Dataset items
◇ ◇ ◇
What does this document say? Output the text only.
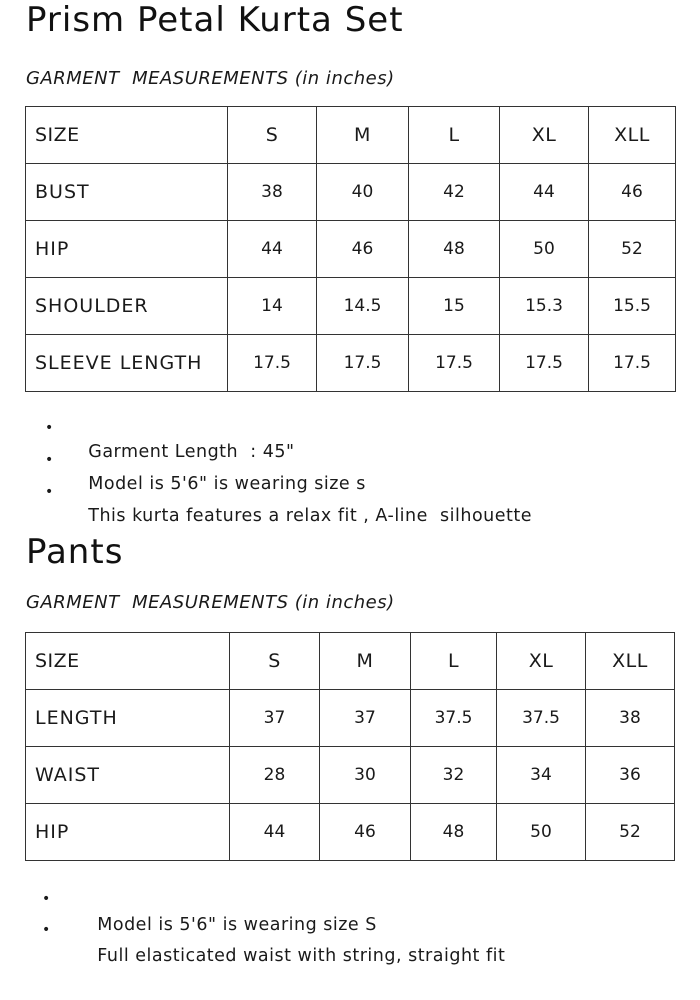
Prism Petal Kurta Set

GARMENT  MEASUREMENTS (in inches)

SIZE	S	M	L	XL	XLL
BUST	38	40	42	44	46
HIP	44	46	48	50	52
SHOULDER	14	14.5	15	15.3	15.5
SLEEVE LENGTH	17.5	17.5	17.5	17.5	17.5

•
Garment Length  : 45"

•
Model is 5'6" is wearing size s

•
This kurta features a relax fit , A-line  silhouette

Pants

GARMENT  MEASUREMENTS (in inches)

SIZE	S	M	L	XL	XLL
LENGTH	37	37	37.5	37.5	38
WAIST	28	30	32	34	36
HIP	44	46	48	50	52

•
Model is 5'6" is wearing size S

•
Full elasticated waist with string, straight fit
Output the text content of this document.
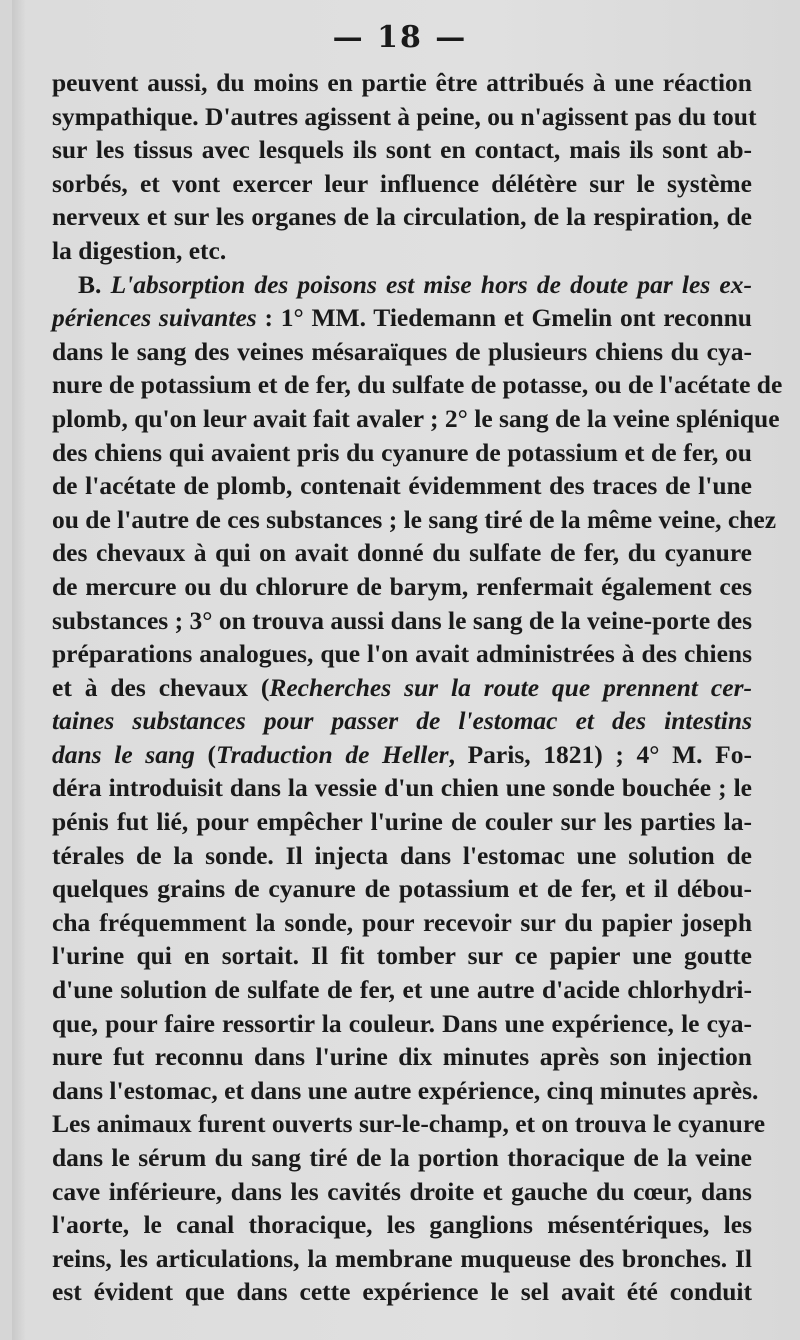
— 18 —
peuvent aussi, du moins en partie être attribués à une réaction
sympathique. D'autres agissent à peine, ou n'agissent pas du tout
sur les tissus avec lesquels ils sont en contact, mais ils sont ab-
sorbés, et vont exercer leur influence délétère sur le système
nerveux et sur les organes de la circulation, de la respiration, de
la digestion, etc.
B. L'absorption des poisons est mise hors de doute par les ex-
périences suivantes : 1° MM. Tiedemann et Gmelin ont reconnu
dans le sang des veines mésaraïques de plusieurs chiens du cya-
nure de potassium et de fer, du sulfate de potasse, ou de l'acétate de
plomb, qu'on leur avait fait avaler ; 2° le sang de la veine splénique
des chiens qui avaient pris du cyanure de potassium et de fer, ou
de l'acétate de plomb, contenait évidemment des traces de l'une
ou de l'autre de ces substances ; le sang tiré de la même veine, chez
des chevaux à qui on avait donné du sulfate de fer, du cyanure
de mercure ou du chlorure de barym, renfermait également ces
substances ; 3° on trouva aussi dans le sang de la veine-porte des
préparations analogues, que l'on avait administrées à des chiens
et à des chevaux (Recherches sur la route que prennent cer-
taines substances pour passer de l'estomac et des intestins
dans le sang (Traduction de Heller, Paris, 1821) ; 4° M. Fo-
déra introduisit dans la vessie d'un chien une sonde bouchée ; le
pénis fut lié, pour empêcher l'urine de couler sur les parties la-
térales de la sonde. Il injecta dans l'estomac une solution de
quelques grains de cyanure de potassium et de fer, et il débou-
cha fréquemment la sonde, pour recevoir sur du papier joseph
l'urine qui en sortait. Il fit tomber sur ce papier une goutte
d'une solution de sulfate de fer, et une autre d'acide chlorhydri-
que, pour faire ressortir la couleur. Dans une expérience, le cya-
nure fut reconnu dans l'urine dix minutes après son injection
dans l'estomac, et dans une autre expérience, cinq minutes après.
Les animaux furent ouverts sur-le-champ, et on trouva le cyanure
dans le sérum du sang tiré de la portion thoracique de la veine
cave inférieure, dans les cavités droite et gauche du cœur, dans
l'aorte, le canal thoracique, les ganglions mésentériques, les
reins, les articulations, la membrane muqueuse des bronches. Il
est évident que dans cette expérience le sel avait été conduit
◇ ◇ ◇
▶ [WHAT THE TASK ASKS]
Only a number is wanted: how many lines contain the word "papier"?

▶ [WRITTEN ANSWER]
2